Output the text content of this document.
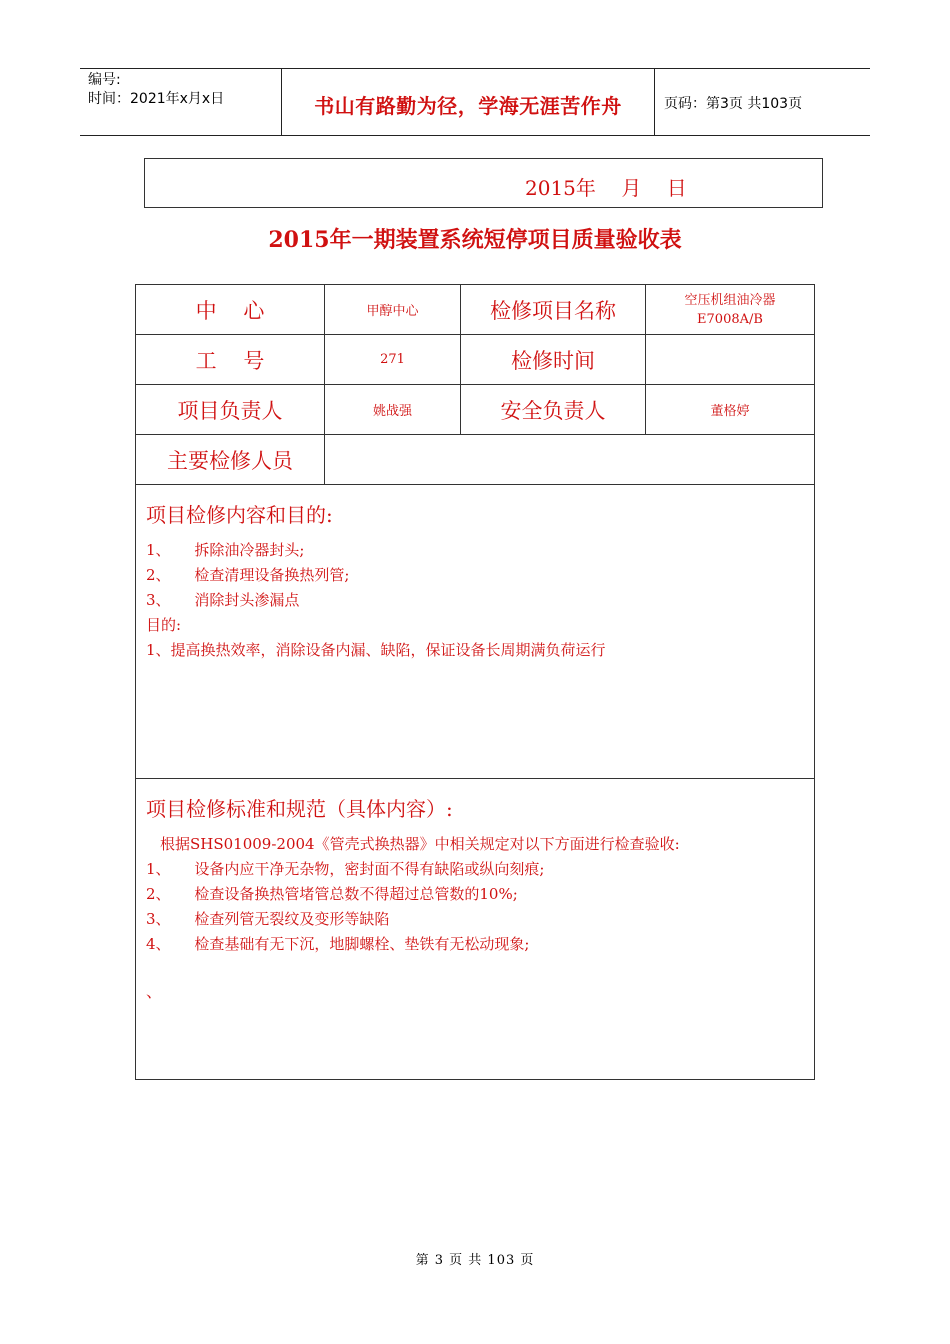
编号:
时间：2021年x月x日	书山有路勤为径，学海无涯苦作舟	页码：第3页 共103页
2015年    月    日
2015年一期装置系统短停项目质量验收表
中    心	甲醇中心	检修项目名称	空压机组油冷器
E7008A/B
工    号	271	检修时间
项目负责人	姚战强	安全负责人	董格婷
主要检修人员
项目检修内容和目的:
1、     拆除油冷器封头;
2、     检查清理设备换热列管;
3、     消除封头渗漏点
目的:
1、提高换热效率，消除设备内漏、缺陷，保证设备长周期满负荷运行
项目检修标准和规范（具体内容）:
根据SHS01009-2004《管壳式换热器》中相关规定对以下方面进行检查验收:
1、     设备内应干净无杂物，密封面不得有缺陷或纵向刻痕;
2、     检查设备换热管堵管总数不得超过总管数的10%;
3、     检查列管无裂纹及变形等缺陷
4、     检查基础有无下沉，地脚螺栓、垫铁有无松动现象;
、
第 3 页 共 103 页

**The task**
Exclude the pictures and transcribe all of the entries exactly.

**Final result**
Output the text content of this document.
编号:
时间：2021年x月x日	书山有路勤为径，学海无涯苦作舟	页码：第3页 共103页
2015年    月    日
2015年一期装置系统短停项目质量验收表
中    心	甲醇中心	检修项目名称	空压机组油冷器
E7008A/B
工    号	271	检修时间
项目负责人	姚战强	安全负责人	董格婷
主要检修人员
项目检修内容和目的:
1、     拆除油冷器封头;
2、     检查清理设备换热列管;
3、     消除封头渗漏点
目的:
1、提高换热效率，消除设备内漏、缺陷，保证设备长周期满负荷运行
项目检修标准和规范（具体内容）:
根据SHS01009-2004《管壳式换热器》中相关规定对以下方面进行检查验收:
1、     设备内应干净无杂物，密封面不得有缺陷或纵向刻痕;
2、     检查设备换热管堵管总数不得超过总管数的10%;
3、     检查列管无裂纹及变形等缺陷
4、     检查基础有无下沉，地脚螺栓、垫铁有无松动现象;
、
第 3 页 共 103 页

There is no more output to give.